(Region and label listings)
-=-=-=-=-

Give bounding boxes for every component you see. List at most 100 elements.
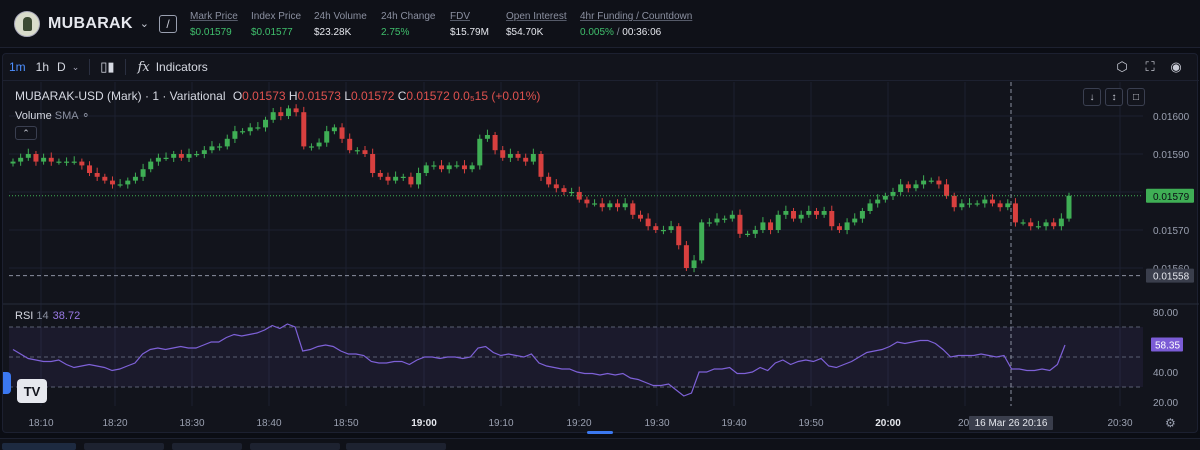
crosshair-price-badge (1146, 268, 1194, 283)
crosshair-price-text: 0.01558 (1153, 272, 1190, 283)
candle (1058, 218, 1064, 227)
candle (1012, 203, 1018, 223)
candle (714, 218, 720, 223)
indicators-icon[interactable]: fx (137, 59, 150, 75)
stat-label: 24h Change (381, 11, 436, 22)
bottom-tab[interactable] (346, 443, 446, 450)
candle (469, 165, 475, 170)
candle (377, 173, 383, 177)
candle (79, 161, 85, 166)
candle (997, 203, 1003, 208)
price-chart[interactable]: 0.016000.015900.015800.015700.015600.015… (3, 54, 1199, 434)
stat-label[interactable]: Open Interest (506, 11, 567, 22)
stat-24h-volume: 24h Volume $23.28K (314, 10, 367, 40)
candle (71, 161, 77, 163)
candle (408, 176, 414, 185)
crosshair-time-badge (969, 416, 1053, 430)
bottom-tab[interactable] (84, 443, 164, 450)
time-scroll-thumb[interactable] (587, 431, 613, 434)
candle (400, 176, 406, 178)
candle (645, 218, 651, 227)
tradingview-logo-icon[interactable]: TV (17, 379, 47, 403)
candle (752, 230, 758, 234)
price-axis-label: 0.01600 (1153, 112, 1190, 123)
candle (974, 203, 980, 205)
candle (584, 199, 590, 204)
candle (186, 154, 192, 158)
candle (982, 199, 988, 204)
candle (882, 195, 888, 200)
rsi-label: RSI 14 38.72 (15, 310, 81, 322)
collapse-pane-icon[interactable]: ↕ (1105, 88, 1123, 106)
candle (706, 222, 712, 224)
timeframe-1m[interactable]: 1m (9, 60, 26, 74)
stat-label[interactable]: FDV (450, 11, 470, 22)
stat-value: $0.01579 (190, 27, 232, 38)
bottom-tab[interactable] (250, 443, 340, 450)
candle (331, 127, 337, 132)
candle (1066, 195, 1072, 219)
candle (836, 226, 842, 230)
arrow-down-icon[interactable]: ↓ (1083, 88, 1101, 106)
collapse-button[interactable]: ⌃ (15, 126, 37, 140)
candle (699, 222, 705, 261)
candle (87, 165, 93, 173)
candle (867, 203, 873, 211)
candle (41, 157, 47, 162)
candle (760, 222, 766, 230)
candle (898, 184, 904, 192)
last-price-badge (1146, 188, 1194, 203)
candle (255, 127, 261, 129)
chevron-down-icon[interactable]: ⌄ (139, 18, 149, 30)
bottom-tab[interactable] (2, 443, 76, 450)
candle (913, 184, 919, 189)
timeframe-1h[interactable]: 1h (35, 60, 50, 74)
candle (293, 108, 299, 113)
gear-icon[interactable]: ⬡ (1116, 59, 1128, 74)
side-panel-handle[interactable] (3, 372, 11, 394)
candle (178, 154, 184, 158)
stat-label[interactable]: Mark Price (190, 11, 238, 22)
candle (1043, 222, 1049, 227)
candle (1035, 226, 1041, 228)
candle (821, 211, 827, 215)
candle (859, 211, 865, 219)
price-axis-label: 0.01590 (1153, 150, 1190, 161)
candle (523, 157, 529, 162)
candle (64, 161, 70, 163)
time-axis-label: 18:40 (256, 418, 281, 429)
candle (806, 211, 812, 215)
time-axis-label: 20:00 (875, 418, 901, 429)
candle (94, 173, 100, 177)
timeframe-d[interactable]: D (57, 60, 66, 74)
chevron-down-icon[interactable]: ⌄ (71, 61, 80, 72)
candle (33, 154, 39, 162)
chart-legend: MUBARAK-USD (Mark) · 1 · Variational O0.… (15, 89, 540, 103)
legend-ohlc: O0.01573 H0.01573 L0.01572 C0.01572 0.0₅… (232, 89, 541, 103)
slash-command-icon[interactable]: / (158, 14, 177, 33)
camera-icon[interactable]: ◉ (1170, 59, 1182, 74)
candle (416, 173, 422, 185)
candle (737, 214, 743, 234)
indicators-button[interactable]: Indicators (155, 60, 208, 74)
rsi-axis-label: 40.00 (1153, 368, 1178, 379)
candle (308, 146, 314, 148)
stat-label[interactable]: 4hr Funding / Countdown (580, 11, 693, 22)
candle (431, 165, 437, 167)
candle (454, 165, 460, 167)
candle (637, 214, 643, 219)
symbol-title[interactable]: MUBARAK (48, 14, 133, 32)
candle (347, 138, 353, 151)
candle (538, 154, 544, 177)
maximize-pane-icon[interactable]: □ (1127, 88, 1145, 106)
rsi-axis-label: 80.00 (1153, 308, 1178, 319)
toolbar-divider (89, 59, 91, 75)
candle (798, 214, 804, 219)
chart-toolbar: 1m 1h D ⌄ ▯▮ fx Indicators ⬡ ⛶ ◉ (3, 54, 1199, 80)
time-axis-label: 19:50 (798, 418, 823, 429)
fullscreen-icon[interactable]: ⛶ (1145, 59, 1155, 74)
rsi-last-badge (1151, 337, 1183, 352)
candlestick-icon[interactable]: ▯▮ (100, 59, 115, 74)
candle (324, 131, 330, 143)
bottom-tab[interactable] (172, 443, 242, 450)
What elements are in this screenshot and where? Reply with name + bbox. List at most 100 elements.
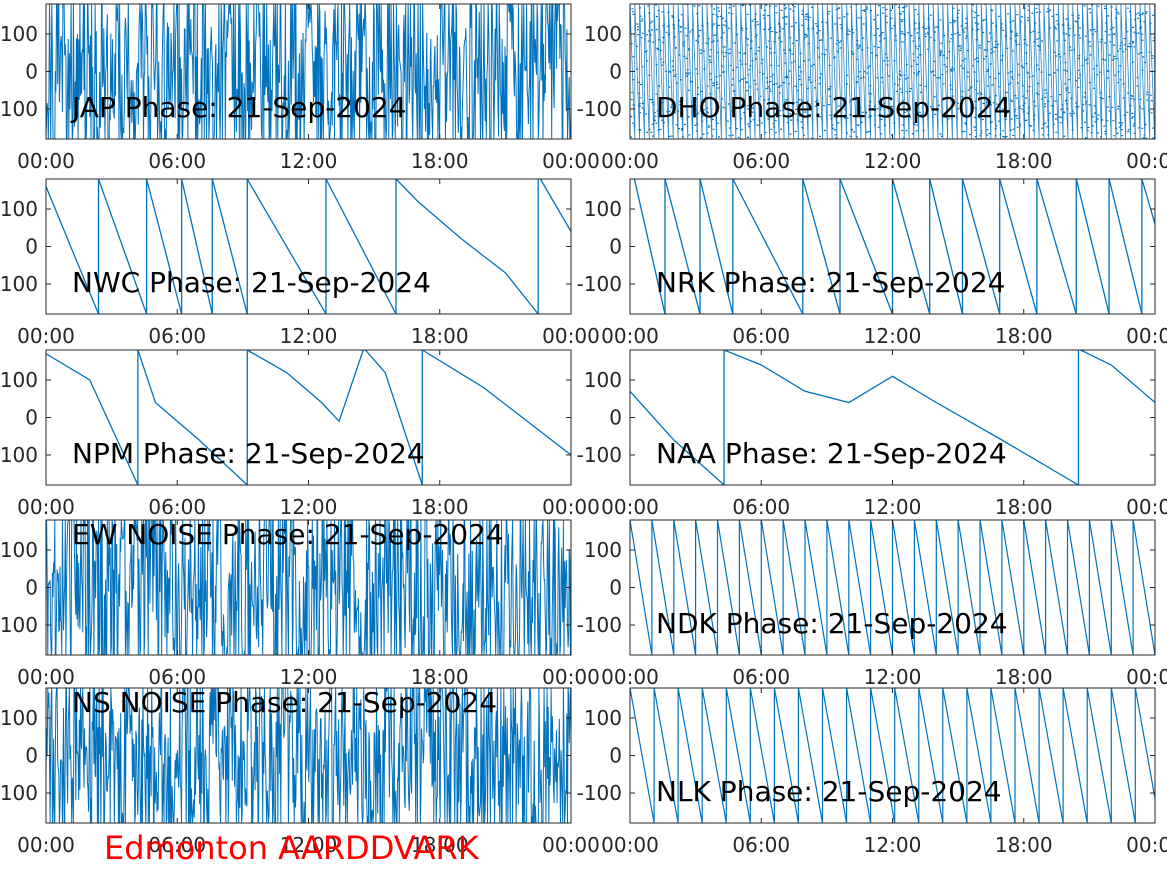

-=-=-=-=-

WHAT IS ASKED:
Copy out the lines of the items above, from the line that contains "crosshair-price-badge (1146, 268, 1194, 283)" through the line that contains "bottom-tab[interactable] (346, 443, 446, 450)", both included, without changing anything.

REPLY TO THE TASK:
crosshair-price-badge (1146, 268, 1194, 283)
crosshair-price-text: 0.01558 (1153, 272, 1190, 283)
candle (1058, 218, 1064, 227)
candle (1012, 203, 1018, 223)
candle (714, 218, 720, 223)
indicators-icon[interactable]: fx (137, 59, 150, 75)
stat-label: 24h Change (381, 11, 436, 22)
bottom-tab[interactable] (346, 443, 446, 450)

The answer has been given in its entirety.